### Information shown ###

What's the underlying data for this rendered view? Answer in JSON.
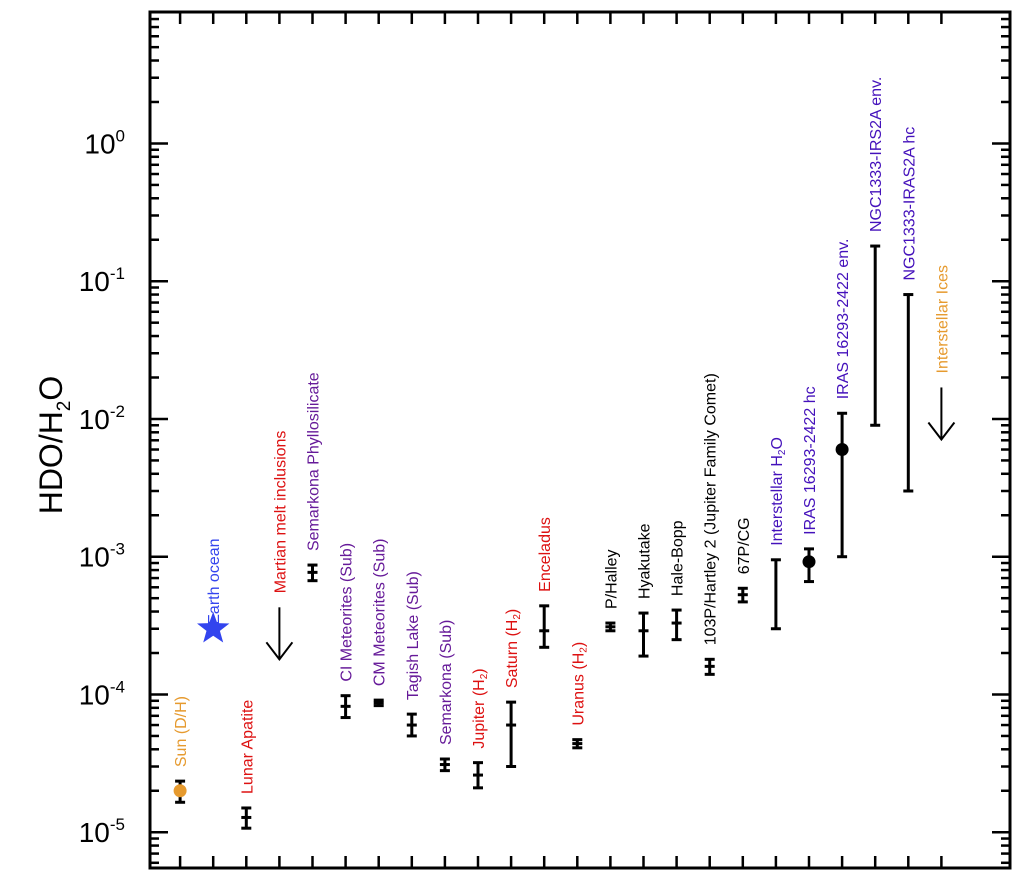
{
  "chart_data": {
    "type": "scatter",
    "title": "",
    "xlabel": "",
    "ylabel": {
      "main": "HDO/H",
      "sub": "2",
      "tail": "O"
    },
    "yscale": "log",
    "ylim": [
      5.5e-06,
      9
    ],
    "xlim": [
      0,
      26
    ],
    "yticks": [
      {
        "base": "10",
        "exp": "0",
        "value": 1
      },
      {
        "base": "10",
        "exp": "-1",
        "value": 0.1
      },
      {
        "base": "10",
        "exp": "-2",
        "value": 0.01
      },
      {
        "base": "10",
        "exp": "-3",
        "value": 0.001
      },
      {
        "base": "10",
        "exp": "-4",
        "value": 0.0001
      },
      {
        "base": "10",
        "exp": "-5",
        "value": 1e-05
      }
    ],
    "grid": false,
    "legend": "none",
    "colors": {
      "sun": "#e69a2e",
      "earth": "#3344ee",
      "planetary": "#dd1111",
      "meteorite": "#661a99",
      "comet": "#000000",
      "protostar": "#4411bb",
      "ice": "#e69a2e"
    },
    "points": [
      {
        "label": "Sun (D/H)",
        "sub": "",
        "tail": "",
        "x": 1,
        "y": 2e-05,
        "yerr": [
          1.65e-05,
          2.35e-05
        ],
        "color_key": "sun",
        "marker": "circle"
      },
      {
        "label": "Earth ocean",
        "sub": "",
        "tail": "",
        "x": 2,
        "y": 0.0003,
        "yerr": null,
        "color_key": "earth",
        "marker": "star"
      },
      {
        "label": "Lunar Apatite",
        "sub": "",
        "tail": "",
        "x": 3,
        "y": 1.28e-05,
        "yerr": [
          1.07e-05,
          1.5e-05
        ],
        "color_key": "planetary",
        "marker": "bar"
      },
      {
        "label": "Martian melt inclusions",
        "sub": "",
        "tail": "",
        "x": 4,
        "y": 0.00018,
        "yerr": null,
        "color_key": "planetary",
        "marker": "upper-limit"
      },
      {
        "label": "Semarkona Phyllosilicate",
        "sub": "",
        "tail": "",
        "x": 5,
        "y": 0.00077,
        "yerr": [
          0.00067,
          0.00087
        ],
        "color_key": "meteorite",
        "marker": "bar"
      },
      {
        "label": "CI Meteorites (Sub)",
        "sub": "",
        "tail": "",
        "x": 6,
        "y": 8.2e-05,
        "yerr": [
          6.8e-05,
          9.8e-05
        ],
        "color_key": "meteorite",
        "marker": "bar"
      },
      {
        "label": "CM Meteorites (Sub)",
        "sub": "",
        "tail": "",
        "x": 7,
        "y": 8.7e-05,
        "yerr": [
          8.3e-05,
          9.1e-05
        ],
        "color_key": "meteorite",
        "marker": "bar"
      },
      {
        "label": "Tagish Lake (Sub)",
        "sub": "",
        "tail": "",
        "x": 8,
        "y": 6e-05,
        "yerr": [
          5e-05,
          7.2e-05
        ],
        "color_key": "meteorite",
        "marker": "bar"
      },
      {
        "label": "Semarkona (Sub)",
        "sub": "",
        "tail": "",
        "x": 9,
        "y": 3.1e-05,
        "yerr": [
          2.8e-05,
          3.4e-05
        ],
        "color_key": "meteorite",
        "marker": "bar"
      },
      {
        "label": "Jupiter (H",
        "sub": "2",
        "tail": ")",
        "x": 10,
        "y": 2.6e-05,
        "yerr": [
          2.1e-05,
          3.2e-05
        ],
        "color_key": "planetary",
        "marker": "bar"
      },
      {
        "label": "Saturn (H",
        "sub": "2",
        "tail": ")",
        "x": 11,
        "y": 6e-05,
        "yerr": [
          3e-05,
          8.8e-05
        ],
        "color_key": "planetary",
        "marker": "bar"
      },
      {
        "label": "Enceladus",
        "sub": "",
        "tail": "",
        "x": 12,
        "y": 0.00029,
        "yerr": [
          0.00022,
          0.00044
        ],
        "color_key": "planetary",
        "marker": "bar"
      },
      {
        "label": "Uranus (H",
        "sub": "2",
        "tail": ")",
        "x": 13,
        "y": 4.4e-05,
        "yerr": [
          4.1e-05,
          4.7e-05
        ],
        "color_key": "planetary",
        "marker": "bar"
      },
      {
        "label": "P/Halley",
        "sub": "",
        "tail": "",
        "x": 14,
        "y": 0.00031,
        "yerr": [
          0.00029,
          0.00033
        ],
        "color_key": "comet",
        "marker": "bar"
      },
      {
        "label": "Hyakutake",
        "sub": "",
        "tail": "",
        "x": 15,
        "y": 0.00029,
        "yerr": [
          0.00019,
          0.00039
        ],
        "color_key": "comet",
        "marker": "bar"
      },
      {
        "label": "Hale-Bopp",
        "sub": "",
        "tail": "",
        "x": 16,
        "y": 0.00033,
        "yerr": [
          0.00025,
          0.00041
        ],
        "color_key": "comet",
        "marker": "bar"
      },
      {
        "label": "103P/Hartley 2 (Jupiter Family Comet)",
        "sub": "",
        "tail": "",
        "x": 17,
        "y": 0.00016,
        "yerr": [
          0.00014,
          0.00018
        ],
        "color_key": "comet",
        "marker": "bar"
      },
      {
        "label": "67P/CG",
        "sub": "",
        "tail": "",
        "x": 18,
        "y": 0.00053,
        "yerr": [
          0.00047,
          0.00059
        ],
        "color_key": "comet",
        "marker": "bar"
      },
      {
        "label": "Interstellar H",
        "sub": "2",
        "tail": "O",
        "x": 19,
        "y": null,
        "yerr": [
          0.0003,
          0.00095
        ],
        "color_key": "protostar",
        "marker": "range"
      },
      {
        "label": "IRAS 16293-2422 hc",
        "sub": "",
        "tail": "",
        "x": 20,
        "y": 0.00092,
        "yerr": [
          0.00066,
          0.00114
        ],
        "color_key": "protostar",
        "marker": "dot"
      },
      {
        "label": "IRAS 16293-2422 env.",
        "sub": "",
        "tail": "",
        "x": 21,
        "y": 0.006,
        "yerr": [
          0.001,
          0.011
        ],
        "color_key": "protostar",
        "marker": "dot"
      },
      {
        "label": "NGC1333-IRS2A env.",
        "sub": "",
        "tail": "",
        "x": 22,
        "y": null,
        "yerr": [
          0.009,
          0.18
        ],
        "color_key": "protostar",
        "marker": "range"
      },
      {
        "label": "NGC1333-IRAS2A hc",
        "sub": "",
        "tail": "",
        "x": 23,
        "y": null,
        "yerr": [
          0.003,
          0.08
        ],
        "color_key": "protostar",
        "marker": "range"
      },
      {
        "label": "Interstellar Ices",
        "sub": "",
        "tail": "",
        "x": 24,
        "y": 0.0071,
        "yerr": null,
        "color_key": "ice",
        "marker": "upper-limit"
      }
    ]
  }
}
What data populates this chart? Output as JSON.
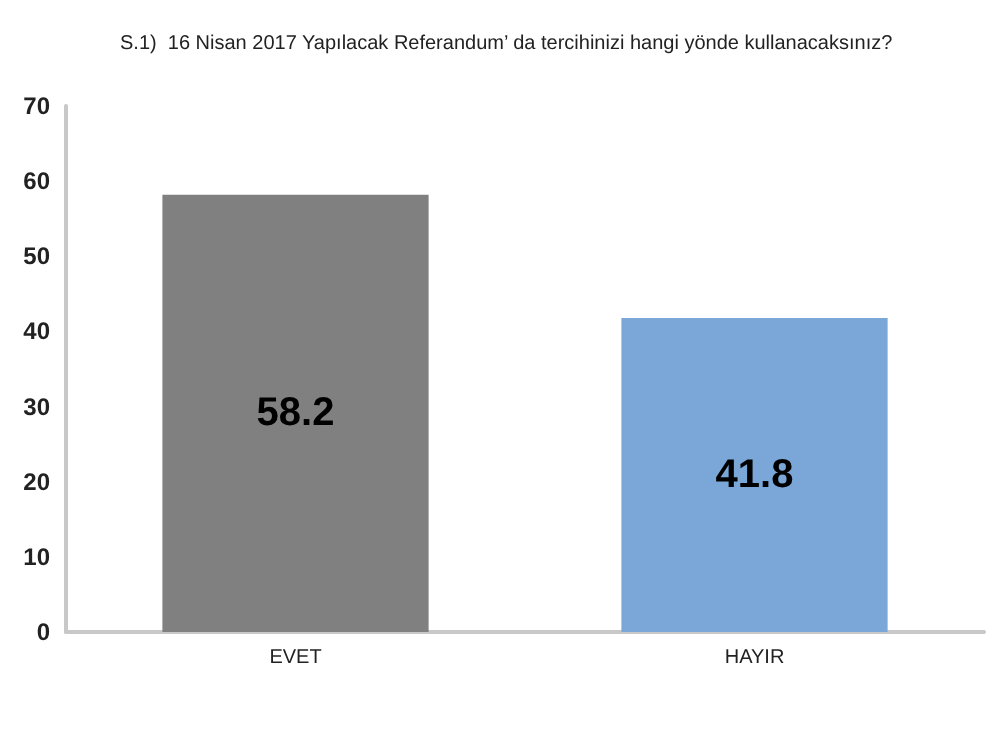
{
  "chart_data": {
    "type": "bar",
    "title": "S.1)  16 Nisan 2017 Yapılacak Referandum’ da tercihinizi hangi yönde kullanacaksınız?",
    "categories": [
      "EVET",
      "HAYIR"
    ],
    "values": [
      58.2,
      41.8
    ],
    "colors": [
      "#808080",
      "#7aa7d8"
    ],
    "ylim": [
      0,
      70
    ],
    "yticks": [
      0,
      10,
      20,
      30,
      40,
      50,
      60,
      70
    ],
    "grid": false,
    "data_labels": true
  }
}
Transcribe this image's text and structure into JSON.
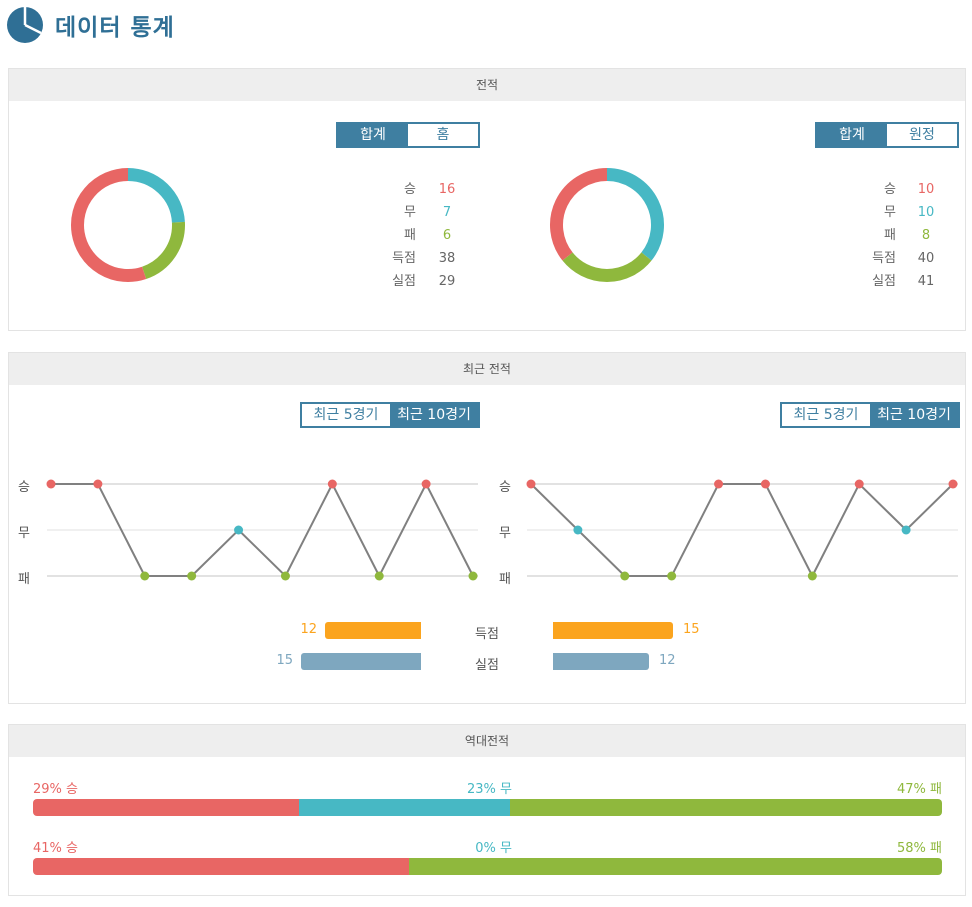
{
  "header": {
    "title": "데이터 통계",
    "icon": "pie-chart-icon"
  },
  "colors": {
    "win": "#e86664",
    "draw": "#47b8c4",
    "loss": "#8fb83d",
    "accent": "#3f7fa1",
    "scored": "#fba41e",
    "conceded": "#7ea7bf"
  },
  "record": {
    "title": "전적",
    "left": {
      "toggle": [
        "합계",
        "홈"
      ],
      "active": 0,
      "labels": [
        "승",
        "무",
        "패",
        "득점",
        "실점"
      ],
      "values": {
        "win": 16,
        "draw": 7,
        "loss": 6,
        "scored": 38,
        "conceded": 29
      }
    },
    "right": {
      "toggle": [
        "합계",
        "원정"
      ],
      "active": 0,
      "labels": [
        "승",
        "무",
        "패",
        "득점",
        "실점"
      ],
      "values": {
        "win": 10,
        "draw": 10,
        "loss": 8,
        "scored": 40,
        "conceded": 41
      }
    }
  },
  "recent": {
    "title": "최근 전적",
    "toggle": [
      "최근 5경기",
      "최근 10경기"
    ],
    "active": 1,
    "levels": [
      "승",
      "무",
      "패"
    ],
    "goal_labels": [
      "득점",
      "실점"
    ],
    "left": {
      "results": [
        "W",
        "W",
        "L",
        "L",
        "D",
        "L",
        "W",
        "L",
        "W",
        "L"
      ],
      "scored": 12,
      "conceded": 15
    },
    "right": {
      "results": [
        "W",
        "D",
        "L",
        "L",
        "W",
        "W",
        "L",
        "W",
        "D",
        "W"
      ],
      "scored": 15,
      "conceded": 12
    }
  },
  "h2h": {
    "title": "역대전적",
    "rows": [
      {
        "win": 29,
        "draw": 23,
        "loss": 47,
        "win_label": "29% 승",
        "draw_label": "23% 무",
        "loss_label": "47% 패"
      },
      {
        "win": 41,
        "draw": 0,
        "loss": 58,
        "win_label": "41% 승",
        "draw_label": "0% 무",
        "loss_label": "58% 패"
      }
    ]
  }
}
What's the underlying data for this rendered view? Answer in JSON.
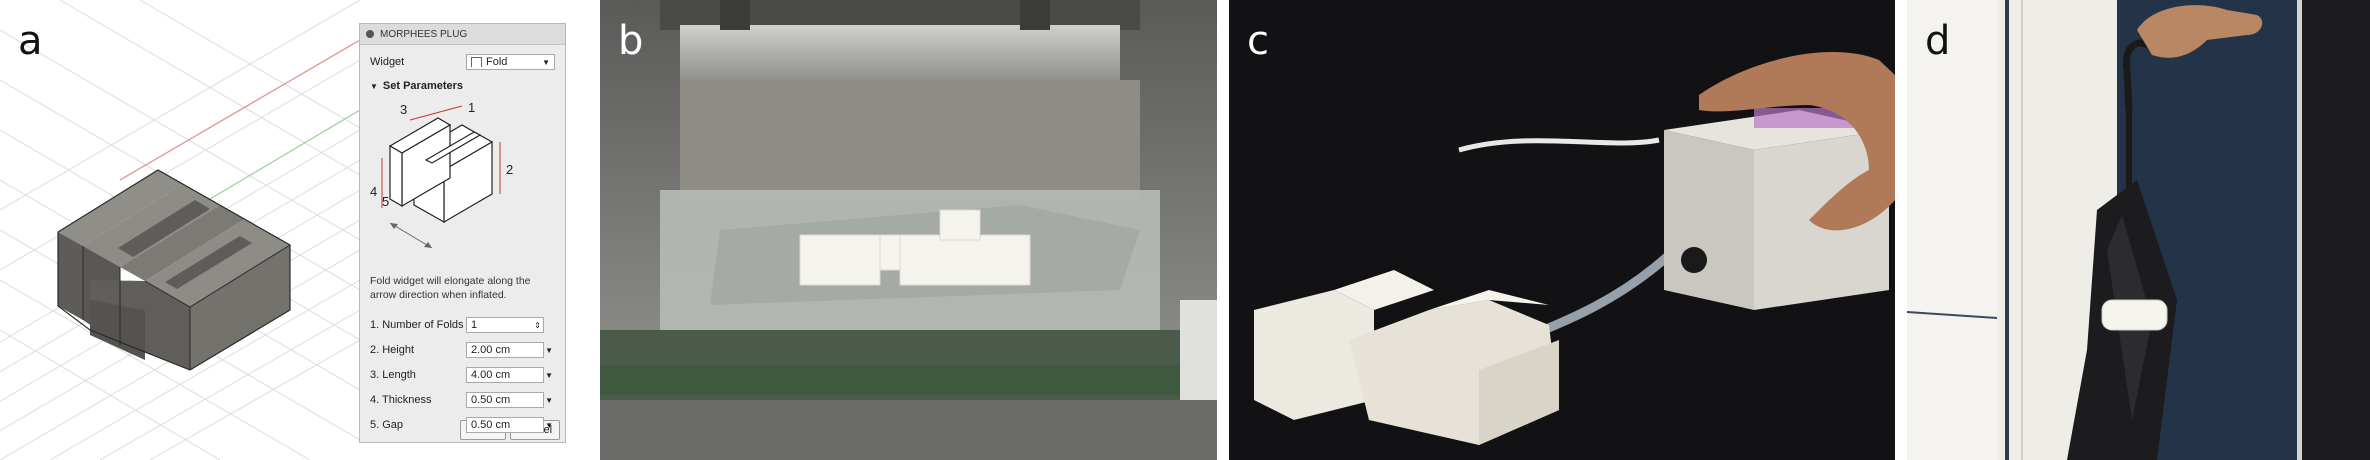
{
  "panels": {
    "a": {
      "label": "a"
    },
    "b": {
      "label": "b"
    },
    "c": {
      "label": "c"
    },
    "d": {
      "label": "d"
    }
  },
  "plugin": {
    "title": "MORPHEES PLUG",
    "widget_label": "Widget",
    "widget_value": "Fold",
    "section_title": "Set Parameters",
    "diagram_numbers": [
      "1",
      "2",
      "3",
      "4",
      "5"
    ],
    "description": "Fold widget will elongate along the arrow direction when inflated.",
    "params": [
      {
        "label": "1. Number of Folds",
        "value": "1"
      },
      {
        "label": "2. Height",
        "value": "2.00 cm"
      },
      {
        "label": "3. Length",
        "value": "4.00 cm"
      },
      {
        "label": "4. Thickness",
        "value": "0.50 cm"
      },
      {
        "label": "5. Gap",
        "value": "0.50 cm"
      }
    ],
    "ok_label": "OK",
    "cancel_label": "Cancel"
  },
  "colors": {
    "model_top": "#8c8a85",
    "model_front": "#5e5c58",
    "model_side": "#73716c",
    "grid_line": "#d8d8d8",
    "grid_axis_red": "#e57373",
    "grid_axis_green": "#8bc78b",
    "pvc_white": "#f3f1ea"
  }
}
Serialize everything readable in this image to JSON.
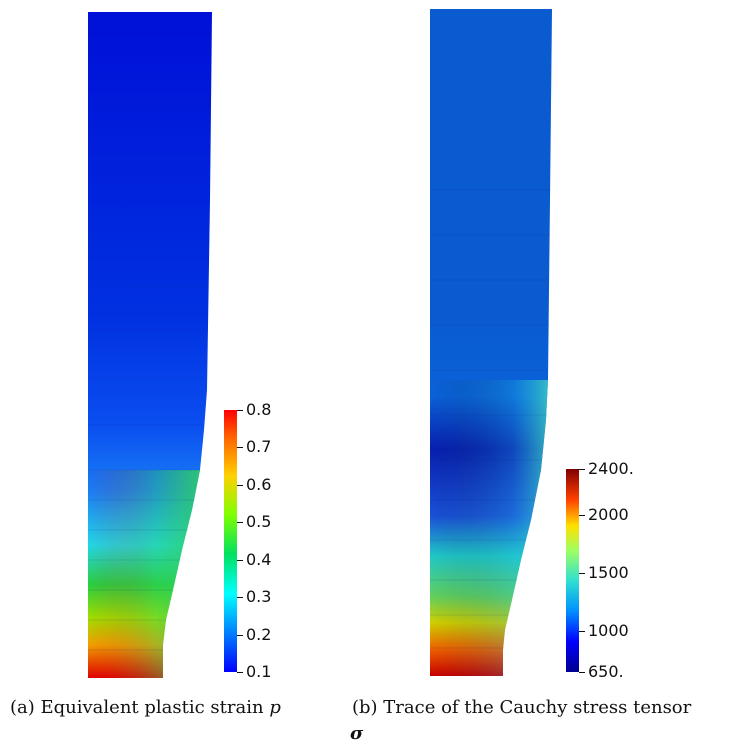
{
  "panels": [
    {
      "id": "a",
      "caption_prefix": "(a) Equivalent plastic strain",
      "caption_symbol": "p",
      "colorbar": {
        "min": 0.1,
        "max": 0.8,
        "ticks": [
          "0.8",
          "0.7",
          "0.6",
          "0.5",
          "0.4",
          "0.3",
          "0.2",
          "0.1"
        ],
        "colormap": "rainbow"
      }
    },
    {
      "id": "b",
      "caption_prefix": "(b) Trace of the Cauchy stress tensor",
      "caption_symbol": "σ",
      "colorbar": {
        "min": 650,
        "max": 2400,
        "ticks": [
          "2400.",
          "2000",
          "1500",
          "1000",
          "650."
        ],
        "colormap": "jet"
      }
    }
  ]
}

###

## Short task
Go through the entries above and count the lines containing the word "Meteorites"; give only that count.

## Task response
2